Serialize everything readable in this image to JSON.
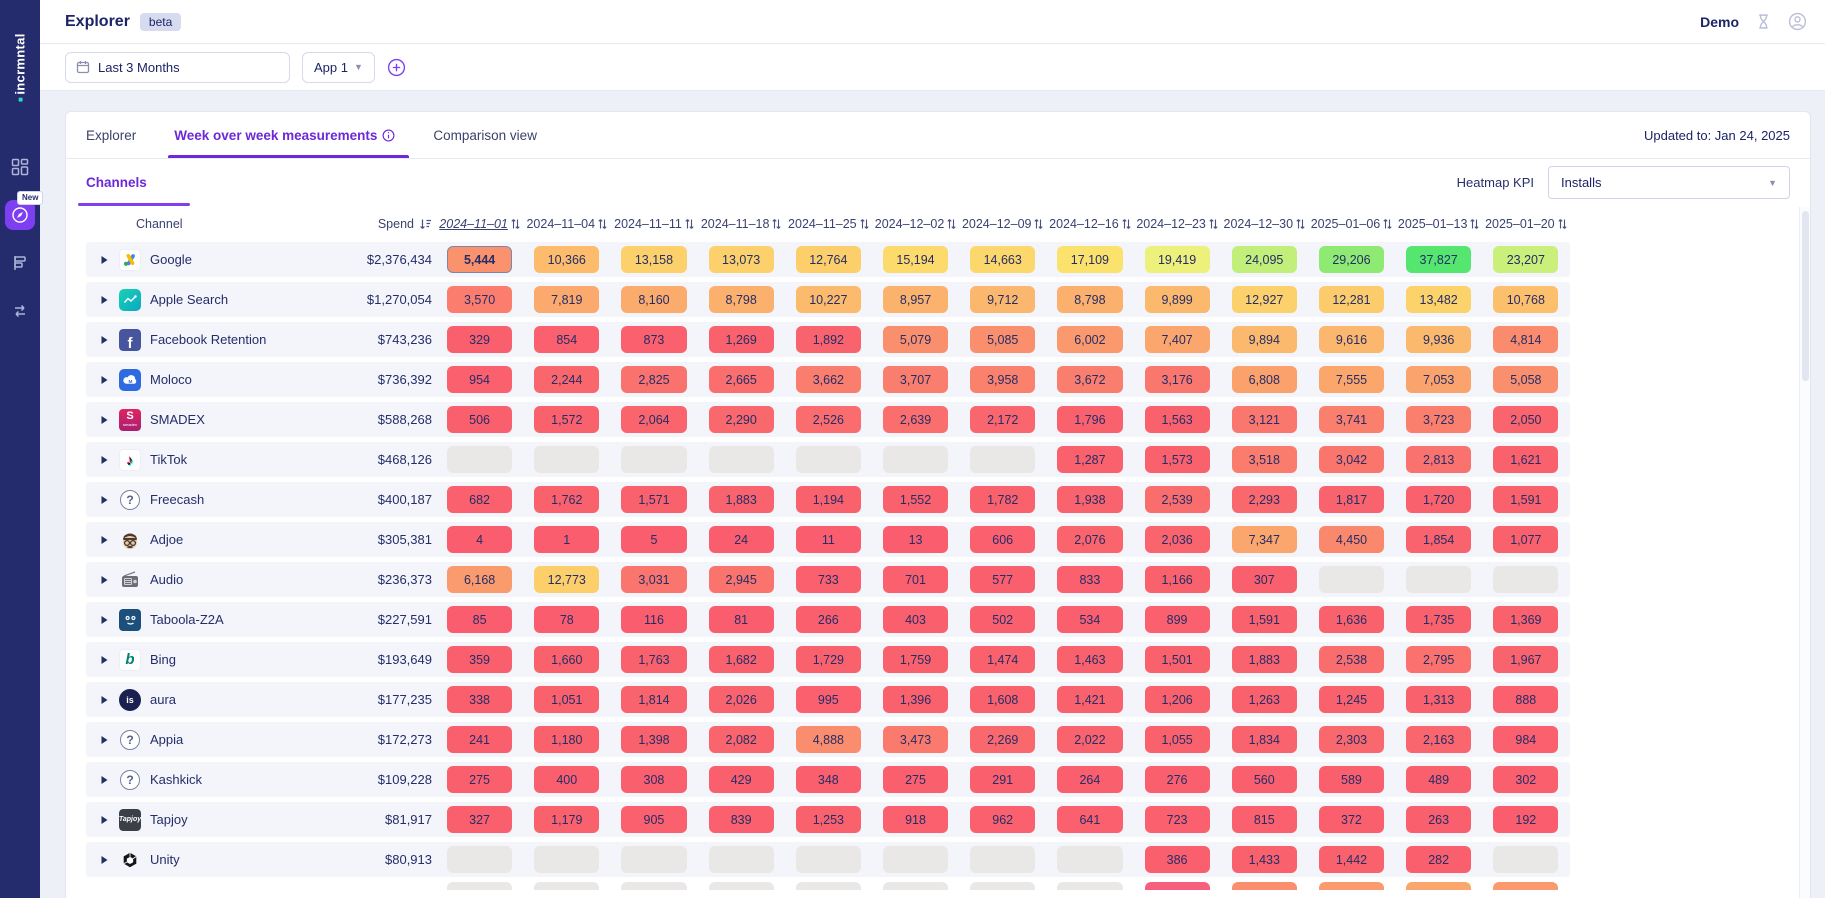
{
  "app": {
    "logo": "incrmntal",
    "page_title": "Explorer",
    "beta_badge": "beta",
    "user_label": "Demo"
  },
  "sidebar": {
    "items": [
      {
        "name": "dashboard"
      },
      {
        "name": "explorer",
        "active": true,
        "badge": "New"
      },
      {
        "name": "reports"
      },
      {
        "name": "integrations"
      }
    ]
  },
  "filters": {
    "date_range": "Last 3 Months",
    "app_selector": "App 1"
  },
  "tabs": {
    "explorer": "Explorer",
    "week_over_week": "Week over week measurements",
    "comparison": "Comparison view"
  },
  "updated_to": "Updated to: Jan 24, 2025",
  "subtab_label": "Channels",
  "heatmap": {
    "kpi_label": "Heatmap KPI",
    "kpi_value": "Installs"
  },
  "table": {
    "channel_header": "Channel",
    "spend_header": "Spend",
    "spend_sort": "desc",
    "sorted_column_index": 0,
    "date_columns": [
      "2024–11–01",
      "2024–11–04",
      "2024–11–11",
      "2024–11–18",
      "2024–11–25",
      "2024–12–02",
      "2024–12–09",
      "2024–12–16",
      "2024–12–23",
      "2024–12–30",
      "2025–01–06",
      "2025–01–13",
      "2025–01–20"
    ],
    "selected_cell": {
      "row": 0,
      "col": 0
    },
    "rows": [
      {
        "name": "Google",
        "icon": "google-ads",
        "spend": "$2,376,434",
        "values": [
          5444,
          10366,
          13158,
          13073,
          12764,
          15194,
          14663,
          17109,
          19419,
          24095,
          29206,
          37827,
          23207
        ]
      },
      {
        "name": "Apple Search",
        "icon": "apple-search-ads",
        "spend": "$1,270,054",
        "values": [
          3570,
          7819,
          8160,
          8798,
          10227,
          8957,
          9712,
          8798,
          9899,
          12927,
          12281,
          13482,
          10768
        ]
      },
      {
        "name": "Facebook Retention",
        "icon": "facebook",
        "spend": "$743,236",
        "values": [
          329,
          854,
          873,
          1269,
          1892,
          5079,
          5085,
          6002,
          7407,
          9894,
          9616,
          9936,
          4814
        ]
      },
      {
        "name": "Moloco",
        "icon": "moloco",
        "spend": "$736,392",
        "values": [
          954,
          2244,
          2825,
          2665,
          3662,
          3707,
          3958,
          3672,
          3176,
          6808,
          7555,
          7053,
          5058
        ]
      },
      {
        "name": "SMADEX",
        "icon": "smadex",
        "spend": "$588,268",
        "values": [
          506,
          1572,
          2064,
          2290,
          2526,
          2639,
          2172,
          1796,
          1563,
          3121,
          3741,
          3723,
          2050
        ]
      },
      {
        "name": "TikTok",
        "icon": "tiktok",
        "spend": "$468,126",
        "values": [
          null,
          null,
          null,
          null,
          null,
          null,
          null,
          1287,
          1573,
          3518,
          3042,
          2813,
          1621
        ]
      },
      {
        "name": "Freecash",
        "icon": "question",
        "spend": "$400,187",
        "values": [
          682,
          1762,
          1571,
          1883,
          1194,
          1552,
          1782,
          1938,
          2539,
          2293,
          1817,
          1720,
          1591
        ]
      },
      {
        "name": "Adjoe",
        "icon": "adjoe",
        "spend": "$305,381",
        "values": [
          4,
          1,
          5,
          24,
          11,
          13,
          606,
          2076,
          2036,
          7347,
          4450,
          1854,
          1077
        ]
      },
      {
        "name": "Audio",
        "icon": "audio",
        "spend": "$236,373",
        "values": [
          6168,
          12773,
          3031,
          2945,
          733,
          701,
          577,
          833,
          1166,
          307,
          null,
          null,
          null
        ]
      },
      {
        "name": "Taboola-Z2A",
        "icon": "taboola",
        "spend": "$227,591",
        "values": [
          85,
          78,
          116,
          81,
          266,
          403,
          502,
          534,
          899,
          1591,
          1636,
          1735,
          1369
        ]
      },
      {
        "name": "Bing",
        "icon": "bing",
        "spend": "$193,649",
        "values": [
          359,
          1660,
          1763,
          1682,
          1729,
          1759,
          1474,
          1463,
          1501,
          1883,
          2538,
          2795,
          1967
        ]
      },
      {
        "name": "aura",
        "icon": "aura",
        "spend": "$177,235",
        "values": [
          338,
          1051,
          1814,
          2026,
          995,
          1396,
          1608,
          1421,
          1206,
          1263,
          1245,
          1313,
          888
        ]
      },
      {
        "name": "Appia",
        "icon": "question",
        "spend": "$172,273",
        "values": [
          241,
          1180,
          1398,
          2082,
          4888,
          3473,
          2269,
          2022,
          1055,
          1834,
          2303,
          2163,
          984
        ]
      },
      {
        "name": "Kashkick",
        "icon": "question",
        "spend": "$109,228",
        "values": [
          275,
          400,
          308,
          429,
          348,
          275,
          291,
          264,
          276,
          560,
          589,
          489,
          302
        ]
      },
      {
        "name": "Tapjoy",
        "icon": "tapjoy",
        "spend": "$81,917",
        "values": [
          327,
          1179,
          905,
          839,
          1253,
          918,
          962,
          641,
          723,
          815,
          372,
          263,
          192
        ]
      },
      {
        "name": "Unity",
        "icon": "unity",
        "spend": "$80,913",
        "values": [
          null,
          null,
          null,
          null,
          null,
          null,
          null,
          null,
          386,
          1433,
          1442,
          282,
          null
        ]
      }
    ],
    "partial_row_colors": [
      "#e9e8e6",
      "#e9e8e6",
      "#e9e8e6",
      "#e9e8e6",
      "#e9e8e6",
      "#e9e8e6",
      "#e9e8e6",
      "#e9e8e6",
      "#f7607d",
      "#fb8f6d",
      "#fb9a6d",
      "#fba66c",
      "#fb9a6d"
    ]
  },
  "colors": {
    "sidebar_bg": "#252c6d",
    "accent_purple": "#7e3ff2",
    "navy_text": "#1c2466",
    "empty_cell": "#e9e8e6",
    "heatmap_stops": [
      [
        0,
        "#fa5e6e"
      ],
      [
        2000,
        "#f9636d"
      ],
      [
        3000,
        "#fa756d"
      ],
      [
        4200,
        "#fa856d"
      ],
      [
        5500,
        "#fa946d"
      ],
      [
        7000,
        "#fba36c"
      ],
      [
        9000,
        "#fbb26d"
      ],
      [
        11000,
        "#fcc16c"
      ],
      [
        12800,
        "#fccf6b"
      ],
      [
        15000,
        "#fcd96b"
      ],
      [
        17200,
        "#fbe26c"
      ],
      [
        19500,
        "#edf17b"
      ],
      [
        24000,
        "#c3ef7a"
      ],
      [
        29200,
        "#8fea73"
      ],
      [
        37900,
        "#55e66f"
      ]
    ]
  }
}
^^^^
Print each line of the material above exactly, with the pictures removed from your copy.

• EXERCISE RESPONSE
Serialize everything readable in this image to JSON.
{
  "app": {
    "logo": "incrmntal",
    "page_title": "Explorer",
    "beta_badge": "beta",
    "user_label": "Demo"
  },
  "sidebar": {
    "items": [
      {
        "name": "dashboard"
      },
      {
        "name": "explorer",
        "active": true,
        "badge": "New"
      },
      {
        "name": "reports"
      },
      {
        "name": "integrations"
      }
    ]
  },
  "filters": {
    "date_range": "Last 3 Months",
    "app_selector": "App 1"
  },
  "tabs": {
    "explorer": "Explorer",
    "week_over_week": "Week over week measurements",
    "comparison": "Comparison view"
  },
  "updated_to": "Updated to: Jan 24, 2025",
  "subtab_label": "Channels",
  "heatmap": {
    "kpi_label": "Heatmap KPI",
    "kpi_value": "Installs"
  },
  "table": {
    "channel_header": "Channel",
    "spend_header": "Spend",
    "spend_sort": "desc",
    "sorted_column_index": 0,
    "date_columns": [
      "2024–11–01",
      "2024–11–04",
      "2024–11–11",
      "2024–11–18",
      "2024–11–25",
      "2024–12–02",
      "2024–12–09",
      "2024–12–16",
      "2024–12–23",
      "2024–12–30",
      "2025–01–06",
      "2025–01–13",
      "2025–01–20"
    ],
    "selected_cell": {
      "row": 0,
      "col": 0
    },
    "rows": [
      {
        "name": "Google",
        "icon": "google-ads",
        "spend": "$2,376,434",
        "values": [
          5444,
          10366,
          13158,
          13073,
          12764,
          15194,
          14663,
          17109,
          19419,
          24095,
          29206,
          37827,
          23207
        ]
      },
      {
        "name": "Apple Search",
        "icon": "apple-search-ads",
        "spend": "$1,270,054",
        "values": [
          3570,
          7819,
          8160,
          8798,
          10227,
          8957,
          9712,
          8798,
          9899,
          12927,
          12281,
          13482,
          10768
        ]
      },
      {
        "name": "Facebook Retention",
        "icon": "facebook",
        "spend": "$743,236",
        "values": [
          329,
          854,
          873,
          1269,
          1892,
          5079,
          5085,
          6002,
          7407,
          9894,
          9616,
          9936,
          4814
        ]
      },
      {
        "name": "Moloco",
        "icon": "moloco",
        "spend": "$736,392",
        "values": [
          954,
          2244,
          2825,
          2665,
          3662,
          3707,
          3958,
          3672,
          3176,
          6808,
          7555,
          7053,
          5058
        ]
      },
      {
        "name": "SMADEX",
        "icon": "smadex",
        "spend": "$588,268",
        "values": [
          506,
          1572,
          2064,
          2290,
          2526,
          2639,
          2172,
          1796,
          1563,
          3121,
          3741,
          3723,
          2050
        ]
      },
      {
        "name": "TikTok",
        "icon": "tiktok",
        "spend": "$468,126",
        "values": [
          null,
          null,
          null,
          null,
          null,
          null,
          null,
          1287,
          1573,
          3518,
          3042,
          2813,
          1621
        ]
      },
      {
        "name": "Freecash",
        "icon": "question",
        "spend": "$400,187",
        "values": [
          682,
          1762,
          1571,
          1883,
          1194,
          1552,
          1782,
          1938,
          2539,
          2293,
          1817,
          1720,
          1591
        ]
      },
      {
        "name": "Adjoe",
        "icon": "adjoe",
        "spend": "$305,381",
        "values": [
          4,
          1,
          5,
          24,
          11,
          13,
          606,
          2076,
          2036,
          7347,
          4450,
          1854,
          1077
        ]
      },
      {
        "name": "Audio",
        "icon": "audio",
        "spend": "$236,373",
        "values": [
          6168,
          12773,
          3031,
          2945,
          733,
          701,
          577,
          833,
          1166,
          307,
          null,
          null,
          null
        ]
      },
      {
        "name": "Taboola-Z2A",
        "icon": "taboola",
        "spend": "$227,591",
        "values": [
          85,
          78,
          116,
          81,
          266,
          403,
          502,
          534,
          899,
          1591,
          1636,
          1735,
          1369
        ]
      },
      {
        "name": "Bing",
        "icon": "bing",
        "spend": "$193,649",
        "values": [
          359,
          1660,
          1763,
          1682,
          1729,
          1759,
          1474,
          1463,
          1501,
          1883,
          2538,
          2795,
          1967
        ]
      },
      {
        "name": "aura",
        "icon": "aura",
        "spend": "$177,235",
        "values": [
          338,
          1051,
          1814,
          2026,
          995,
          1396,
          1608,
          1421,
          1206,
          1263,
          1245,
          1313,
          888
        ]
      },
      {
        "name": "Appia",
        "icon": "question",
        "spend": "$172,273",
        "values": [
          241,
          1180,
          1398,
          2082,
          4888,
          3473,
          2269,
          2022,
          1055,
          1834,
          2303,
          2163,
          984
        ]
      },
      {
        "name": "Kashkick",
        "icon": "question",
        "spend": "$109,228",
        "values": [
          275,
          400,
          308,
          429,
          348,
          275,
          291,
          264,
          276,
          560,
          589,
          489,
          302
        ]
      },
      {
        "name": "Tapjoy",
        "icon": "tapjoy",
        "spend": "$81,917",
        "values": [
          327,
          1179,
          905,
          839,
          1253,
          918,
          962,
          641,
          723,
          815,
          372,
          263,
          192
        ]
      },
      {
        "name": "Unity",
        "icon": "unity",
        "spend": "$80,913",
        "values": [
          null,
          null,
          null,
          null,
          null,
          null,
          null,
          null,
          386,
          1433,
          1442,
          282,
          null
        ]
      }
    ],
    "partial_row_colors": [
      "#e9e8e6",
      "#e9e8e6",
      "#e9e8e6",
      "#e9e8e6",
      "#e9e8e6",
      "#e9e8e6",
      "#e9e8e6",
      "#e9e8e6",
      "#f7607d",
      "#fb8f6d",
      "#fb9a6d",
      "#fba66c",
      "#fb9a6d"
    ]
  },
  "colors": {
    "sidebar_bg": "#252c6d",
    "accent_purple": "#7e3ff2",
    "navy_text": "#1c2466",
    "empty_cell": "#e9e8e6",
    "heatmap_stops": [
      [
        0,
        "#fa5e6e"
      ],
      [
        2000,
        "#f9636d"
      ],
      [
        3000,
        "#fa756d"
      ],
      [
        4200,
        "#fa856d"
      ],
      [
        5500,
        "#fa946d"
      ],
      [
        7000,
        "#fba36c"
      ],
      [
        9000,
        "#fbb26d"
      ],
      [
        11000,
        "#fcc16c"
      ],
      [
        12800,
        "#fccf6b"
      ],
      [
        15000,
        "#fcd96b"
      ],
      [
        17200,
        "#fbe26c"
      ],
      [
        19500,
        "#edf17b"
      ],
      [
        24000,
        "#c3ef7a"
      ],
      [
        29200,
        "#8fea73"
      ],
      [
        37900,
        "#55e66f"
      ]
    ]
  }
}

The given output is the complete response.